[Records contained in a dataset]
%%
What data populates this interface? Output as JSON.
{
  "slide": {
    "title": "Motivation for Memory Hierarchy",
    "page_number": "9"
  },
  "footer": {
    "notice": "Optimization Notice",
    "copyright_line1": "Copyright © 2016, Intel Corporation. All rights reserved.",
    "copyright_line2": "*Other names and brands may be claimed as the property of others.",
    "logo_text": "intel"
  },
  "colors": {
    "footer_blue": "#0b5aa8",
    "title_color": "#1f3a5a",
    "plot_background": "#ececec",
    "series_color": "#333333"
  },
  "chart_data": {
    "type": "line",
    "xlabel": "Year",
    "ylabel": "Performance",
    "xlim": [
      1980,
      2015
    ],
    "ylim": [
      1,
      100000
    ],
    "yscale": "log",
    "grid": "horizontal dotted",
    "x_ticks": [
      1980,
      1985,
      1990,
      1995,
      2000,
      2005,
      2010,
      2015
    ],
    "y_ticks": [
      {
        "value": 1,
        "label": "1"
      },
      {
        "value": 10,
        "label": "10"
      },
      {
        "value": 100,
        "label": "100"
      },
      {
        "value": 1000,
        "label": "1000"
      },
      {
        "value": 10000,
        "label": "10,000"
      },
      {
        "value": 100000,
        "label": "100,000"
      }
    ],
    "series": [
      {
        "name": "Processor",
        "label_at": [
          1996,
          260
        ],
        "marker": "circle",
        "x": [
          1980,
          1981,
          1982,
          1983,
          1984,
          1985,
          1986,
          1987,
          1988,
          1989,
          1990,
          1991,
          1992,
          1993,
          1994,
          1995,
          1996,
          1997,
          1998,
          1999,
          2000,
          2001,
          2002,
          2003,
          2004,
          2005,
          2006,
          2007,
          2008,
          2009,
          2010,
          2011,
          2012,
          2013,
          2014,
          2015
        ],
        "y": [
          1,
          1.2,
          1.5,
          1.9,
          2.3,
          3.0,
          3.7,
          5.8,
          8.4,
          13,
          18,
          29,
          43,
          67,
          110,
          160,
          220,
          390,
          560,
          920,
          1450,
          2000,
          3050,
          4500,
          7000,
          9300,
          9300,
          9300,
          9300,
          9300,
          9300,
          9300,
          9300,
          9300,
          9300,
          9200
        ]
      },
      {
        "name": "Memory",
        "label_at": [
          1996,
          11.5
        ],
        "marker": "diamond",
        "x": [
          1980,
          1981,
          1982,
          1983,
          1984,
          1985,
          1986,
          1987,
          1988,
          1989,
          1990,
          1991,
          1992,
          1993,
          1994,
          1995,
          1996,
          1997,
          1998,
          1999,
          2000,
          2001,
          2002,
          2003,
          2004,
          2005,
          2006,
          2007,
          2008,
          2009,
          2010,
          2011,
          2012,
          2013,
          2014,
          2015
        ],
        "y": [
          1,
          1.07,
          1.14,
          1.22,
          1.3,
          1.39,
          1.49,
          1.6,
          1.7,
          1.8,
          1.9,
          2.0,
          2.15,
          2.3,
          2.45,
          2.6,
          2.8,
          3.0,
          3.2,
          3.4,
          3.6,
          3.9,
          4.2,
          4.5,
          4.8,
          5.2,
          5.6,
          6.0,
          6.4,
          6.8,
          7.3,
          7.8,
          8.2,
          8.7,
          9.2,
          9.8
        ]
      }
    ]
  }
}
%%
Word for word, extract all the records.

_Final result_
What data populates this interface? Output as JSON.
{
  "slide": {
    "title": "Motivation for Memory Hierarchy",
    "page_number": "9"
  },
  "footer": {
    "notice": "Optimization Notice",
    "copyright_line1": "Copyright © 2016, Intel Corporation. All rights reserved.",
    "copyright_line2": "*Other names and brands may be claimed as the property of others.",
    "logo_text": "intel"
  },
  "colors": {
    "footer_blue": "#0b5aa8",
    "title_color": "#1f3a5a",
    "plot_background": "#ececec",
    "series_color": "#333333"
  },
  "chart_data": {
    "type": "line",
    "xlabel": "Year",
    "ylabel": "Performance",
    "xlim": [
      1980,
      2015
    ],
    "ylim": [
      1,
      100000
    ],
    "yscale": "log",
    "grid": "horizontal dotted",
    "x_ticks": [
      1980,
      1985,
      1990,
      1995,
      2000,
      2005,
      2010,
      2015
    ],
    "y_ticks": [
      {
        "value": 1,
        "label": "1"
      },
      {
        "value": 10,
        "label": "10"
      },
      {
        "value": 100,
        "label": "100"
      },
      {
        "value": 1000,
        "label": "1000"
      },
      {
        "value": 10000,
        "label": "10,000"
      },
      {
        "value": 100000,
        "label": "100,000"
      }
    ],
    "series": [
      {
        "name": "Processor",
        "label_at": [
          1996,
          260
        ],
        "marker": "circle",
        "x": [
          1980,
          1981,
          1982,
          1983,
          1984,
          1985,
          1986,
          1987,
          1988,
          1989,
          1990,
          1991,
          1992,
          1993,
          1994,
          1995,
          1996,
          1997,
          1998,
          1999,
          2000,
          2001,
          2002,
          2003,
          2004,
          2005,
          2006,
          2007,
          2008,
          2009,
          2010,
          2011,
          2012,
          2013,
          2014,
          2015
        ],
        "y": [
          1,
          1.2,
          1.5,
          1.9,
          2.3,
          3.0,
          3.7,
          5.8,
          8.4,
          13,
          18,
          29,
          43,
          67,
          110,
          160,
          220,
          390,
          560,
          920,
          1450,
          2000,
          3050,
          4500,
          7000,
          9300,
          9300,
          9300,
          9300,
          9300,
          9300,
          9300,
          9300,
          9300,
          9300,
          9200
        ]
      },
      {
        "name": "Memory",
        "label_at": [
          1996,
          11.5
        ],
        "marker": "diamond",
        "x": [
          1980,
          1981,
          1982,
          1983,
          1984,
          1985,
          1986,
          1987,
          1988,
          1989,
          1990,
          1991,
          1992,
          1993,
          1994,
          1995,
          1996,
          1997,
          1998,
          1999,
          2000,
          2001,
          2002,
          2003,
          2004,
          2005,
          2006,
          2007,
          2008,
          2009,
          2010,
          2011,
          2012,
          2013,
          2014,
          2015
        ],
        "y": [
          1,
          1.07,
          1.14,
          1.22,
          1.3,
          1.39,
          1.49,
          1.6,
          1.7,
          1.8,
          1.9,
          2.0,
          2.15,
          2.3,
          2.45,
          2.6,
          2.8,
          3.0,
          3.2,
          3.4,
          3.6,
          3.9,
          4.2,
          4.5,
          4.8,
          5.2,
          5.6,
          6.0,
          6.4,
          6.8,
          7.3,
          7.8,
          8.2,
          8.7,
          9.2,
          9.8
        ]
      }
    ]
  }
}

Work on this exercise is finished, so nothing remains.